> **REQUIREMENTS**: Write the listing out again, all of it, word for word.
++++ INFORMATION GIVEN
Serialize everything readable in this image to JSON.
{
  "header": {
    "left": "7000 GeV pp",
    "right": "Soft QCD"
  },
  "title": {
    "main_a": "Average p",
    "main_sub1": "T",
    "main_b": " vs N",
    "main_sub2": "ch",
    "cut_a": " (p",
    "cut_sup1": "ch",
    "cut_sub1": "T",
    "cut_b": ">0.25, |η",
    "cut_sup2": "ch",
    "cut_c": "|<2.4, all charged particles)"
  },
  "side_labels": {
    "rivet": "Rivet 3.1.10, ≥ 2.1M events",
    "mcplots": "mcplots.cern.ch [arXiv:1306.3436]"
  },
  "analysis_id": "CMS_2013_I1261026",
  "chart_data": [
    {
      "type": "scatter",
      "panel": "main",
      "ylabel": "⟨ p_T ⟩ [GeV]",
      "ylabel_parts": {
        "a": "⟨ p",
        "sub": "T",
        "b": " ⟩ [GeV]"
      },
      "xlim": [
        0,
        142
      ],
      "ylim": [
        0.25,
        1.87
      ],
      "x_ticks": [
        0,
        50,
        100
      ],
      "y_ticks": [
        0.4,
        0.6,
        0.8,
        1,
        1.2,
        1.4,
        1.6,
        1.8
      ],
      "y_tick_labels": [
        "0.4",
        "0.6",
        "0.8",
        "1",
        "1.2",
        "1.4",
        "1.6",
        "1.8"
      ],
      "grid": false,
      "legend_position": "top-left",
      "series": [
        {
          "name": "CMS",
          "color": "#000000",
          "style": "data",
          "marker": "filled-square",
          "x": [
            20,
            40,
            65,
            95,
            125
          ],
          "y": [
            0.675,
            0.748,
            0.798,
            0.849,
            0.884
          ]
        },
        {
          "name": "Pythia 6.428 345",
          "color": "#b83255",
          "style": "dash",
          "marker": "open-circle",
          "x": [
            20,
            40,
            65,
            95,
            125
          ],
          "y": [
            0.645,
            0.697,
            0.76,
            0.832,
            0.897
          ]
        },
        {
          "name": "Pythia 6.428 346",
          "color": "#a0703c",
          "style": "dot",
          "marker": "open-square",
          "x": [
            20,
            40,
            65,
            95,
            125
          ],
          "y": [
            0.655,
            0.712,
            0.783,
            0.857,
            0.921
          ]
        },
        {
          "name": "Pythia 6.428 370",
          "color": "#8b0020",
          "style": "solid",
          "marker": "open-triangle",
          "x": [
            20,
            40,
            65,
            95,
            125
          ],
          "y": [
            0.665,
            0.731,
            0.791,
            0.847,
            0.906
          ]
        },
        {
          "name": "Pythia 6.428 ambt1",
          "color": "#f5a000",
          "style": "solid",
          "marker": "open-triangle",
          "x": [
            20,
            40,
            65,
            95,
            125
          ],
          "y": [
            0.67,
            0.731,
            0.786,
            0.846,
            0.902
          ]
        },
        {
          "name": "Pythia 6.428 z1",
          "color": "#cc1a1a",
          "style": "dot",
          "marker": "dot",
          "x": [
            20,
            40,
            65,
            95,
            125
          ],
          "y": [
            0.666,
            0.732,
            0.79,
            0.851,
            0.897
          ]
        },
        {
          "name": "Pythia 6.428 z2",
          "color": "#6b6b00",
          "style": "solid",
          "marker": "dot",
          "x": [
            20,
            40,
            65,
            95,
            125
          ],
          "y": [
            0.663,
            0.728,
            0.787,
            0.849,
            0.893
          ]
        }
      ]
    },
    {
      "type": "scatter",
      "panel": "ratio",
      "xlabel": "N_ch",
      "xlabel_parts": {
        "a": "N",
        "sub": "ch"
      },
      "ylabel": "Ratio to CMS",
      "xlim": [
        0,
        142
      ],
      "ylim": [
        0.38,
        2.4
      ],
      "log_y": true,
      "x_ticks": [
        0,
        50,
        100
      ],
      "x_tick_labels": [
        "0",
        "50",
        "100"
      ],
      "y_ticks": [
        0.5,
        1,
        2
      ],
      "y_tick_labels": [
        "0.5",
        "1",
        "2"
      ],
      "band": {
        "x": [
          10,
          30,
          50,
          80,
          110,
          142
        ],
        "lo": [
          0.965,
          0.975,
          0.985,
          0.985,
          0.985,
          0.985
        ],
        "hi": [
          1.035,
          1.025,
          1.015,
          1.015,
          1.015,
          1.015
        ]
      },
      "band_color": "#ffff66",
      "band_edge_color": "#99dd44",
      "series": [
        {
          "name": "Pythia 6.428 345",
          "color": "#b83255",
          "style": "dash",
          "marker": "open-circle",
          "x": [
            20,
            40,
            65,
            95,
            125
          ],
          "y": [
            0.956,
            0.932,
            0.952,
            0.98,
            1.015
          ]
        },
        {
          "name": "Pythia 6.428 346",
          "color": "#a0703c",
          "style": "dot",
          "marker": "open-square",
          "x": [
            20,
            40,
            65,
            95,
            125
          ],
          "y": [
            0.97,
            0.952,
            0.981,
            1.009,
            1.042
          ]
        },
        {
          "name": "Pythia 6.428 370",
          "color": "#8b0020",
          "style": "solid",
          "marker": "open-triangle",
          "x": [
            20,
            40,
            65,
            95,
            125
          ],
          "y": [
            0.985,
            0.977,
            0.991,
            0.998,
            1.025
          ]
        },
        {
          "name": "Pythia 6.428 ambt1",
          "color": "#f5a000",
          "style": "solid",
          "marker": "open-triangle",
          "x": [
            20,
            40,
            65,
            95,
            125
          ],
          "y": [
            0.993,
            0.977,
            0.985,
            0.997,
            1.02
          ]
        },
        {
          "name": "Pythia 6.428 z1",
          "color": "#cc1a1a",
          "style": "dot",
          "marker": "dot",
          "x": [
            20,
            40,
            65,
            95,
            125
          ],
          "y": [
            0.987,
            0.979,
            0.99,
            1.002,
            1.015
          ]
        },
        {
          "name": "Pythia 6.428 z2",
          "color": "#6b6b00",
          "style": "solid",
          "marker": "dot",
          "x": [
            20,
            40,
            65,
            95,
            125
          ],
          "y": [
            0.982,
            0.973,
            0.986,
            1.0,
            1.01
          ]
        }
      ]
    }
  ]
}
++++++++
> **EXERCISE RESULT**:
Serialize everything readable in this image to JSON.
{
  "header": {
    "left": "7000 GeV pp",
    "right": "Soft QCD"
  },
  "title": {
    "main_a": "Average p",
    "main_sub1": "T",
    "main_b": " vs N",
    "main_sub2": "ch",
    "cut_a": " (p",
    "cut_sup1": "ch",
    "cut_sub1": "T",
    "cut_b": ">0.25, |η",
    "cut_sup2": "ch",
    "cut_c": "|<2.4, all charged particles)"
  },
  "side_labels": {
    "rivet": "Rivet 3.1.10, ≥ 2.1M events",
    "mcplots": "mcplots.cern.ch [arXiv:1306.3436]"
  },
  "analysis_id": "CMS_2013_I1261026",
  "chart_data": [
    {
      "type": "scatter",
      "panel": "main",
      "ylabel": "⟨ p_T ⟩ [GeV]",
      "ylabel_parts": {
        "a": "⟨ p",
        "sub": "T",
        "b": " ⟩ [GeV]"
      },
      "xlim": [
        0,
        142
      ],
      "ylim": [
        0.25,
        1.87
      ],
      "x_ticks": [
        0,
        50,
        100
      ],
      "y_ticks": [
        0.4,
        0.6,
        0.8,
        1,
        1.2,
        1.4,
        1.6,
        1.8
      ],
      "y_tick_labels": [
        "0.4",
        "0.6",
        "0.8",
        "1",
        "1.2",
        "1.4",
        "1.6",
        "1.8"
      ],
      "grid": false,
      "legend_position": "top-left",
      "series": [
        {
          "name": "CMS",
          "color": "#000000",
          "style": "data",
          "marker": "filled-square",
          "x": [
            20,
            40,
            65,
            95,
            125
          ],
          "y": [
            0.675,
            0.748,
            0.798,
            0.849,
            0.884
          ]
        },
        {
          "name": "Pythia 6.428 345",
          "color": "#b83255",
          "style": "dash",
          "marker": "open-circle",
          "x": [
            20,
            40,
            65,
            95,
            125
          ],
          "y": [
            0.645,
            0.697,
            0.76,
            0.832,
            0.897
          ]
        },
        {
          "name": "Pythia 6.428 346",
          "color": "#a0703c",
          "style": "dot",
          "marker": "open-square",
          "x": [
            20,
            40,
            65,
            95,
            125
          ],
          "y": [
            0.655,
            0.712,
            0.783,
            0.857,
            0.921
          ]
        },
        {
          "name": "Pythia 6.428 370",
          "color": "#8b0020",
          "style": "solid",
          "marker": "open-triangle",
          "x": [
            20,
            40,
            65,
            95,
            125
          ],
          "y": [
            0.665,
            0.731,
            0.791,
            0.847,
            0.906
          ]
        },
        {
          "name": "Pythia 6.428 ambt1",
          "color": "#f5a000",
          "style": "solid",
          "marker": "open-triangle",
          "x": [
            20,
            40,
            65,
            95,
            125
          ],
          "y": [
            0.67,
            0.731,
            0.786,
            0.846,
            0.902
          ]
        },
        {
          "name": "Pythia 6.428 z1",
          "color": "#cc1a1a",
          "style": "dot",
          "marker": "dot",
          "x": [
            20,
            40,
            65,
            95,
            125
          ],
          "y": [
            0.666,
            0.732,
            0.79,
            0.851,
            0.897
          ]
        },
        {
          "name": "Pythia 6.428 z2",
          "color": "#6b6b00",
          "style": "solid",
          "marker": "dot",
          "x": [
            20,
            40,
            65,
            95,
            125
          ],
          "y": [
            0.663,
            0.728,
            0.787,
            0.849,
            0.893
          ]
        }
      ]
    },
    {
      "type": "scatter",
      "panel": "ratio",
      "xlabel": "N_ch",
      "xlabel_parts": {
        "a": "N",
        "sub": "ch"
      },
      "ylabel": "Ratio to CMS",
      "xlim": [
        0,
        142
      ],
      "ylim": [
        0.38,
        2.4
      ],
      "log_y": true,
      "x_ticks": [
        0,
        50,
        100
      ],
      "x_tick_labels": [
        "0",
        "50",
        "100"
      ],
      "y_ticks": [
        0.5,
        1,
        2
      ],
      "y_tick_labels": [
        "0.5",
        "1",
        "2"
      ],
      "band": {
        "x": [
          10,
          30,
          50,
          80,
          110,
          142
        ],
        "lo": [
          0.965,
          0.975,
          0.985,
          0.985,
          0.985,
          0.985
        ],
        "hi": [
          1.035,
          1.025,
          1.015,
          1.015,
          1.015,
          1.015
        ]
      },
      "band_color": "#ffff66",
      "band_edge_color": "#99dd44",
      "series": [
        {
          "name": "Pythia 6.428 345",
          "color": "#b83255",
          "style": "dash",
          "marker": "open-circle",
          "x": [
            20,
            40,
            65,
            95,
            125
          ],
          "y": [
            0.956,
            0.932,
            0.952,
            0.98,
            1.015
          ]
        },
        {
          "name": "Pythia 6.428 346",
          "color": "#a0703c",
          "style": "dot",
          "marker": "open-square",
          "x": [
            20,
            40,
            65,
            95,
            125
          ],
          "y": [
            0.97,
            0.952,
            0.981,
            1.009,
            1.042
          ]
        },
        {
          "name": "Pythia 6.428 370",
          "color": "#8b0020",
          "style": "solid",
          "marker": "open-triangle",
          "x": [
            20,
            40,
            65,
            95,
            125
          ],
          "y": [
            0.985,
            0.977,
            0.991,
            0.998,
            1.025
          ]
        },
        {
          "name": "Pythia 6.428 ambt1",
          "color": "#f5a000",
          "style": "solid",
          "marker": "open-triangle",
          "x": [
            20,
            40,
            65,
            95,
            125
          ],
          "y": [
            0.993,
            0.977,
            0.985,
            0.997,
            1.02
          ]
        },
        {
          "name": "Pythia 6.428 z1",
          "color": "#cc1a1a",
          "style": "dot",
          "marker": "dot",
          "x": [
            20,
            40,
            65,
            95,
            125
          ],
          "y": [
            0.987,
            0.979,
            0.99,
            1.002,
            1.015
          ]
        },
        {
          "name": "Pythia 6.428 z2",
          "color": "#6b6b00",
          "style": "solid",
          "marker": "dot",
          "x": [
            20,
            40,
            65,
            95,
            125
          ],
          "y": [
            0.982,
            0.973,
            0.986,
            1.0,
            1.01
          ]
        }
      ]
    }
  ]
}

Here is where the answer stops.